## BEGIN Available records

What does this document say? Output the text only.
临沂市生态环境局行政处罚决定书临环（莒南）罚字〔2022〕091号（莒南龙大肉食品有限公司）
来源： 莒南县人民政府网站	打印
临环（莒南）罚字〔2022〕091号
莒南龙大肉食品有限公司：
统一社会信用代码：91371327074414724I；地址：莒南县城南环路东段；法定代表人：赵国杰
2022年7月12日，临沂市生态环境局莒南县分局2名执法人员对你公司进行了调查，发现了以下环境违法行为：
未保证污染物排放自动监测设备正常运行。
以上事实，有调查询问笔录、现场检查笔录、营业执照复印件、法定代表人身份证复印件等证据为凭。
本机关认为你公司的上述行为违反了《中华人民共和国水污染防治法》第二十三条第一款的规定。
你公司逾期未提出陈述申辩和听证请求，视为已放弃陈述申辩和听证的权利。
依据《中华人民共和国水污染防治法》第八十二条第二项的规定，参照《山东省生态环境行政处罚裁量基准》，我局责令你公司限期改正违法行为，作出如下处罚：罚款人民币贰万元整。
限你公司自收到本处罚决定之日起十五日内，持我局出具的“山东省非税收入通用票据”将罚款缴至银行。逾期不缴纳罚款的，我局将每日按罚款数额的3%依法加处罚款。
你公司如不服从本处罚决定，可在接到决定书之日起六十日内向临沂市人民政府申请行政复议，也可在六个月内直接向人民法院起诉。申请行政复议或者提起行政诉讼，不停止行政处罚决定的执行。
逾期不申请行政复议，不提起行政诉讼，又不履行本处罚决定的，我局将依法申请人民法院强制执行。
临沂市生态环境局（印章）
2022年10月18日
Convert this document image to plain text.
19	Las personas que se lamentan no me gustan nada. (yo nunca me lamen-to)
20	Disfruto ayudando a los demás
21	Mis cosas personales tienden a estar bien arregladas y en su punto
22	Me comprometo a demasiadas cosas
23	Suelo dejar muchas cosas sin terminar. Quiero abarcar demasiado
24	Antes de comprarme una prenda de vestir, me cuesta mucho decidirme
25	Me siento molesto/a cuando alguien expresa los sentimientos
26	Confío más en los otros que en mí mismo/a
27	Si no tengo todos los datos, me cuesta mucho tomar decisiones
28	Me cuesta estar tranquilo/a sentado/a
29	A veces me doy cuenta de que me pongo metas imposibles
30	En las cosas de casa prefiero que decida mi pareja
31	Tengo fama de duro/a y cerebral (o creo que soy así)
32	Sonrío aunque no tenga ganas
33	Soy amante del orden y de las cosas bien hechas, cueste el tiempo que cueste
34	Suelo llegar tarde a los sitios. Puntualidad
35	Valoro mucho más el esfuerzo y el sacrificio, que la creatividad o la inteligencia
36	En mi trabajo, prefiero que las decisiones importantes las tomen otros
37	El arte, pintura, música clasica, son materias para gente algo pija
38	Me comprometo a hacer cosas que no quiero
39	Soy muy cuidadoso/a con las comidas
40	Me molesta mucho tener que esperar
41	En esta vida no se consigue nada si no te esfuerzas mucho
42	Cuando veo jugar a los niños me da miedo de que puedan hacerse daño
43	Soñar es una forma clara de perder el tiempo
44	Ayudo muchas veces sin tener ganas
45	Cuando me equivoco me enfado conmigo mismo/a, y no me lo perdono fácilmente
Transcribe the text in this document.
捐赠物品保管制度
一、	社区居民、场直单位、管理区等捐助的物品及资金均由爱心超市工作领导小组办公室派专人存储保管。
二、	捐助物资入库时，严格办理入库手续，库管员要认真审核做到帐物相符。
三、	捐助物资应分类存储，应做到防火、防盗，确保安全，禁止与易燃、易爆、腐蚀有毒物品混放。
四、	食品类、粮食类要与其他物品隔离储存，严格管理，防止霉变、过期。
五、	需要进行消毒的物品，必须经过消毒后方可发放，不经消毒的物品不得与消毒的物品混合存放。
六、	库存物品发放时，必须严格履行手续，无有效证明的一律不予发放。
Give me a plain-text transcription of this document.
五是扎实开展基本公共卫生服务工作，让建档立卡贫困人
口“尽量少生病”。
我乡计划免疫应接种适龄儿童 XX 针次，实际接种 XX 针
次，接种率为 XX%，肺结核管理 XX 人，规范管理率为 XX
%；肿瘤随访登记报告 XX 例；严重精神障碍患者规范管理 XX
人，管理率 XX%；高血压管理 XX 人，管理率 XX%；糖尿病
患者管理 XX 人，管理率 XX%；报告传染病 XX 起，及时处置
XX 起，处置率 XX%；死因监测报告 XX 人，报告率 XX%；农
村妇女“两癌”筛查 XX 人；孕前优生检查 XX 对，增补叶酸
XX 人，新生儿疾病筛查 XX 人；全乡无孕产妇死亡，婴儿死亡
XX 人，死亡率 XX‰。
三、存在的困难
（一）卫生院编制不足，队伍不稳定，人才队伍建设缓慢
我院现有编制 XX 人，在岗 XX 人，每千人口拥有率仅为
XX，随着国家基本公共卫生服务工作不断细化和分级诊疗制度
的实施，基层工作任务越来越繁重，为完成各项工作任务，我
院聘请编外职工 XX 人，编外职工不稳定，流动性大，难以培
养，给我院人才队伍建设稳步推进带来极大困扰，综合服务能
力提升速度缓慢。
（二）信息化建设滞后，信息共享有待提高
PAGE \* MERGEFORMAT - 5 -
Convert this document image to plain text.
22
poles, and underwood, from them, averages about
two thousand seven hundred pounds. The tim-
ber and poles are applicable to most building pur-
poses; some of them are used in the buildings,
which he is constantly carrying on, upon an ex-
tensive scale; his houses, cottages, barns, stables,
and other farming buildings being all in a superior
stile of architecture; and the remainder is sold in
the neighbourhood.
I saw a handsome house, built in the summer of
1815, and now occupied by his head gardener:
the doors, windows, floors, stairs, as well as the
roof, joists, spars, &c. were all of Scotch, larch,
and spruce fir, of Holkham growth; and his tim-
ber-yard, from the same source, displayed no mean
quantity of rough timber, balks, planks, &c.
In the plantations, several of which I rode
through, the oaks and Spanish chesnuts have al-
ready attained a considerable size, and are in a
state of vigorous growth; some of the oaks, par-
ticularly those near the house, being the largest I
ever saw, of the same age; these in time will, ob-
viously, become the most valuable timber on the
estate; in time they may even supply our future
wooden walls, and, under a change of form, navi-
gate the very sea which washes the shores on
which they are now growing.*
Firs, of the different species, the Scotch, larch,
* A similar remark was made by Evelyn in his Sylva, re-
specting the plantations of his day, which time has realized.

## END Available records

# Work to do:
Write the material out exactly, with nothing left out.

# Correct output:
What does this document say? Output the text only.
临沂市生态环境局行政处罚决定书临环（莒南）罚字〔2022〕091号（莒南龙大肉食品有限公司）
来源： 莒南县人民政府网站	打印
临环（莒南）罚字〔2022〕091号
莒南龙大肉食品有限公司：
统一社会信用代码：91371327074414724I；地址：莒南县城南环路东段；法定代表人：赵国杰
2022年7月12日，临沂市生态环境局莒南县分局2名执法人员对你公司进行了调查，发现了以下环境违法行为：
未保证污染物排放自动监测设备正常运行。
以上事实，有调查询问笔录、现场检查笔录、营业执照复印件、法定代表人身份证复印件等证据为凭。
本机关认为你公司的上述行为违反了《中华人民共和国水污染防治法》第二十三条第一款的规定。
你公司逾期未提出陈述申辩和听证请求，视为已放弃陈述申辩和听证的权利。
依据《中华人民共和国水污染防治法》第八十二条第二项的规定，参照《山东省生态环境行政处罚裁量基准》，我局责令你公司限期改正违法行为，作出如下处罚：罚款人民币贰万元整。
限你公司自收到本处罚决定之日起十五日内，持我局出具的“山东省非税收入通用票据”将罚款缴至银行。逾期不缴纳罚款的，我局将每日按罚款数额的3%依法加处罚款。
你公司如不服从本处罚决定，可在接到决定书之日起六十日内向临沂市人民政府申请行政复议，也可在六个月内直接向人民法院起诉。申请行政复议或者提起行政诉讼，不停止行政处罚决定的执行。
逾期不申请行政复议，不提起行政诉讼，又不履行本处罚决定的，我局将依法申请人民法院强制执行。
临沂市生态环境局（印章）
2022年10月18日
Convert this document image to plain text.
19	Las personas que se lamentan no me gustan nada. (yo nunca me lamen-to)
20	Disfruto ayudando a los demás
21	Mis cosas personales tienden a estar bien arregladas y en su punto
22	Me comprometo a demasiadas cosas
23	Suelo dejar muchas cosas sin terminar. Quiero abarcar demasiado
24	Antes de comprarme una prenda de vestir, me cuesta mucho decidirme
25	Me siento molesto/a cuando alguien expresa los sentimientos
26	Confío más en los otros que en mí mismo/a
27	Si no tengo todos los datos, me cuesta mucho tomar decisiones
28	Me cuesta estar tranquilo/a sentado/a
29	A veces me doy cuenta de que me pongo metas imposibles
30	En las cosas de casa prefiero que decida mi pareja
31	Tengo fama de duro/a y cerebral (o creo que soy así)
32	Sonrío aunque no tenga ganas
33	Soy amante del orden y de las cosas bien hechas, cueste el tiempo que cueste
34	Suelo llegar tarde a los sitios. Puntualidad
35	Valoro mucho más el esfuerzo y el sacrificio, que la creatividad o la inteligencia
36	En mi trabajo, prefiero que las decisiones importantes las tomen otros
37	El arte, pintura, música clasica, son materias para gente algo pija
38	Me comprometo a hacer cosas que no quiero
39	Soy muy cuidadoso/a con las comidas
40	Me molesta mucho tener que esperar
41	En esta vida no se consigue nada si no te esfuerzas mucho
42	Cuando veo jugar a los niños me da miedo de que puedan hacerse daño
43	Soñar es una forma clara de perder el tiempo
44	Ayudo muchas veces sin tener ganas
45	Cuando me equivoco me enfado conmigo mismo/a, y no me lo perdono fácilmente
Transcribe the text in this document.
捐赠物品保管制度
一、	社区居民、场直单位、管理区等捐助的物品及资金均由爱心超市工作领导小组办公室派专人存储保管。
二、	捐助物资入库时，严格办理入库手续，库管员要认真审核做到帐物相符。
三、	捐助物资应分类存储，应做到防火、防盗，确保安全，禁止与易燃、易爆、腐蚀有毒物品混放。
四、	食品类、粮食类要与其他物品隔离储存，严格管理，防止霉变、过期。
五、	需要进行消毒的物品，必须经过消毒后方可发放，不经消毒的物品不得与消毒的物品混合存放。
六、	库存物品发放时，必须严格履行手续，无有效证明的一律不予发放。
Give me a plain-text transcription of this document.
五是扎实开展基本公共卫生服务工作，让建档立卡贫困人
口“尽量少生病”。
我乡计划免疫应接种适龄儿童 XX 针次，实际接种 XX 针
次，接种率为 XX%，肺结核管理 XX 人，规范管理率为 XX
%；肿瘤随访登记报告 XX 例；严重精神障碍患者规范管理 XX
人，管理率 XX%；高血压管理 XX 人，管理率 XX%；糖尿病
患者管理 XX 人，管理率 XX%；报告传染病 XX 起，及时处置
XX 起，处置率 XX%；死因监测报告 XX 人，报告率 XX%；农
村妇女“两癌”筛查 XX 人；孕前优生检查 XX 对，增补叶酸
XX 人，新生儿疾病筛查 XX 人；全乡无孕产妇死亡，婴儿死亡
XX 人，死亡率 XX‰。
三、存在的困难
（一）卫生院编制不足，队伍不稳定，人才队伍建设缓慢
我院现有编制 XX 人，在岗 XX 人，每千人口拥有率仅为
XX，随着国家基本公共卫生服务工作不断细化和分级诊疗制度
的实施，基层工作任务越来越繁重，为完成各项工作任务，我
院聘请编外职工 XX 人，编外职工不稳定，流动性大，难以培
养，给我院人才队伍建设稳步推进带来极大困扰，综合服务能
力提升速度缓慢。
（二）信息化建设滞后，信息共享有待提高
PAGE \* MERGEFORMAT - 5 -
Convert this document image to plain text.
22
poles, and underwood, from them, averages about
two thousand seven hundred pounds. The tim-
ber and poles are applicable to most building pur-
poses; some of them are used in the buildings,
which he is constantly carrying on, upon an ex-
tensive scale; his houses, cottages, barns, stables,
and other farming buildings being all in a superior
stile of architecture; and the remainder is sold in
the neighbourhood.
I saw a handsome house, built in the summer of
1815, and now occupied by his head gardener:
the doors, windows, floors, stairs, as well as the
roof, joists, spars, &c. were all of Scotch, larch,
and spruce fir, of Holkham growth; and his tim-
ber-yard, from the same source, displayed no mean
quantity of rough timber, balks, planks, &c.
In the plantations, several of which I rode
through, the oaks and Spanish chesnuts have al-
ready attained a considerable size, and are in a
state of vigorous growth; some of the oaks, par-
ticularly those near the house, being the largest I
ever saw, of the same age; these in time will, ob-
viously, become the most valuable timber on the
estate; in time they may even supply our future
wooden walls, and, under a change of form, navi-
gate the very sea which washes the shores on
which they are now growing.*
Firs, of the different species, the Scotch, larch,
* A similar remark was made by Evelyn in his Sylva, re-
specting the plantations of his day, which time has realized.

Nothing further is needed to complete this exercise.